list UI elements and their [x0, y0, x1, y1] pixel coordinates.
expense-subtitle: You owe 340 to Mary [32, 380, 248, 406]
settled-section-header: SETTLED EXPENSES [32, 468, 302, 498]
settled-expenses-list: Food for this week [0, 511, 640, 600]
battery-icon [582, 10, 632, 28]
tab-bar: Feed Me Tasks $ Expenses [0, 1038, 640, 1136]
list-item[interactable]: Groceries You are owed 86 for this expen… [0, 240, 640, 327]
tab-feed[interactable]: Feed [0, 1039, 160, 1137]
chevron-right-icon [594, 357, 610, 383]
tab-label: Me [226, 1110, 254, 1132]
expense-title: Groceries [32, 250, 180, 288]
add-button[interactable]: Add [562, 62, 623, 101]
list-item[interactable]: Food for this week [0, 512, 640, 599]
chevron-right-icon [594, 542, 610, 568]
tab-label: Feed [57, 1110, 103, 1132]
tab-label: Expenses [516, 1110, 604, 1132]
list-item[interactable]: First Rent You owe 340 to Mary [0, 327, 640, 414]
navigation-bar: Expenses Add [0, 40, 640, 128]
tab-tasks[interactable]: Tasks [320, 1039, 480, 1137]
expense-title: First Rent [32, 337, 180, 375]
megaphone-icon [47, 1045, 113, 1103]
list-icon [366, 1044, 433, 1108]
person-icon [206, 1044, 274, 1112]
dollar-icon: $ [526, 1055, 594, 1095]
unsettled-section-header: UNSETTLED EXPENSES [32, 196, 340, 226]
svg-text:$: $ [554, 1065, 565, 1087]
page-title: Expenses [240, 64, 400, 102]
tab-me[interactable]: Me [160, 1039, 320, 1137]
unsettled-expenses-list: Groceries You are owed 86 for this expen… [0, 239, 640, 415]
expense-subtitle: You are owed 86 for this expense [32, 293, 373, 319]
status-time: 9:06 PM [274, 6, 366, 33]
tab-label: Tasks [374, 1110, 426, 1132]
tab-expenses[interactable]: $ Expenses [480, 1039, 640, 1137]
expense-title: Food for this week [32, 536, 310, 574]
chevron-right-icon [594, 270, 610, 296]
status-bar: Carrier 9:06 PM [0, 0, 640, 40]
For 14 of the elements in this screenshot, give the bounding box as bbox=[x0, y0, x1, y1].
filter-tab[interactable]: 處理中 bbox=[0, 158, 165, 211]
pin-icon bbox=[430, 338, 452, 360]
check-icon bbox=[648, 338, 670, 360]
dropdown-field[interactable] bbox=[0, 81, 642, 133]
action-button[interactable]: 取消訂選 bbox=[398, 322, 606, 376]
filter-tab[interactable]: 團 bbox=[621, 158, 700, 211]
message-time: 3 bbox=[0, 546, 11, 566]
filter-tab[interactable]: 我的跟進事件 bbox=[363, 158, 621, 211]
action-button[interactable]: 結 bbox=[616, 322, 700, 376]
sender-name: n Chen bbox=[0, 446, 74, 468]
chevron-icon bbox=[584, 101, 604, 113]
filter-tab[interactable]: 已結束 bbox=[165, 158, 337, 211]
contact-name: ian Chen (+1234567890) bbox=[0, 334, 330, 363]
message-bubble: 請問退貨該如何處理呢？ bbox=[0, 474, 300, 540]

- - -

• _EXERCISE AIM_
Recast all of the material above as a Markdown table with two columns, No. and Entry, giving each line its row number in order and leaving out any blank lines.

• _FINAL RESULT_
| No. | Entry |
|---|---|
| 1 | list UI elements and their [x0, y0, x1, y1] pixel coordinates. |
| 2 | expense-subtitle: You owe 340 to Mary [32, 380, 248, 406] |
| 3 | settled-section-header: SETTLED EXPENSES [32, 468, 302, 498] |
| 4 | settled-expenses-list: Food for this week [0, 511, 640, 600] |
| 5 | battery-icon [582, 10, 632, 28] |
| 6 | tab-bar: Feed Me Tasks $ Expenses [0, 1038, 640, 1136] |
| 7 | list-item[interactable]: Groceries You are owed 86 for this expen… [0, 240, 640, 327] |
| 8 | tab-feed[interactable]: Feed [0, 1039, 160, 1137] |
| 9 | chevron-right-icon [594, 357, 610, 383] |
| 10 | tab-label: Me [226, 1110, 254, 1132] |
| 11 | expense-title: Groceries [32, 250, 180, 288] |
| 12 | add-button[interactable]: Add [562, 62, 623, 101] |
| 13 | list-item[interactable]: Food for this week [0, 512, 640, 599] |
| 14 | chevron-right-icon [594, 542, 610, 568] |
| 15 | tab-label: Feed [57, 1110, 103, 1132] |
| 16 | tab-label: Expenses [516, 1110, 604, 1132] |
| 17 | list-item[interactable]: First Rent You owe 340 to Mary [0, 327, 640, 414] |
| 18 | navigation-bar: Expenses Add [0, 40, 640, 128] |
| 19 | tab-tasks[interactable]: Tasks [320, 1039, 480, 1137] |
| 20 | expense-title: First Rent [32, 337, 180, 375] |
| 21 | megaphone-icon [47, 1045, 113, 1103] |
| 22 | list-icon [366, 1044, 433, 1108] |
| 23 | person-icon [206, 1044, 274, 1112] |
| 24 | dollar-icon: $ [526, 1055, 594, 1095] |
| 25 | unsettled-section-header: UNSETTLED EXPENSES [32, 196, 340, 226] |
| 26 | svg-text:$: $ [554, 1065, 565, 1087] |
| 27 | page-title: Expenses [240, 64, 400, 102] |
| 28 | tab-me[interactable]: Me [160, 1039, 320, 1137] |
| 29 | unsettled-expenses-list: Groceries You are owed 86 for this expen… [0, 239, 640, 415] |
| 30 | expense-subtitle: You are owed 86 for this expense [32, 293, 373, 319] |
| 31 | status-time: 9:06 PM [274, 6, 366, 33] |
| 32 | tab-label: Tasks [374, 1110, 426, 1132] |
| 33 | tab-expenses[interactable]: $ Expenses [480, 1039, 640, 1137] |
| 34 | expense-title: Food for this week [32, 536, 310, 574] |
| 35 | chevron-right-icon [594, 270, 610, 296] |
| 36 | status-bar: Carrier 9:06 PM [0, 0, 640, 40] |
| 37 | For 14 of the elements in this screenshot, give the bounding box as bbox=[x0, y0, x1, y1]. |
| 38 | filter-tab[interactable]: 處理中 bbox=[0, 158, 165, 211] |
| 39 | pin-icon bbox=[430, 338, 452, 360] |
| 40 | check-icon bbox=[648, 338, 670, 360] |
| 41 | dropdown-field[interactable] bbox=[0, 81, 642, 133] |
| 42 | action-button[interactable]: 取消訂選 bbox=[398, 322, 606, 376] |
| 43 | filter-tab[interactable]: 團 bbox=[621, 158, 700, 211] |
| 44 | message-time: 3 bbox=[0, 546, 11, 566] |
| 45 | filter-tab[interactable]: 我的跟進事件 bbox=[363, 158, 621, 211] |
| 46 | action-button[interactable]: 結 bbox=[616, 322, 700, 376] |
| 47 | sender-name: n Chen bbox=[0, 446, 74, 468] |
| 48 | chevron-icon bbox=[584, 101, 604, 113] |
| 49 | filter-tab[interactable]: 已結束 bbox=[165, 158, 337, 211] |
| 50 | contact-name: ian Chen (+1234567890) bbox=[0, 334, 330, 363] |
| 51 | message-bubble: 請問退貨該如何處理呢？ bbox=[0, 474, 300, 540] |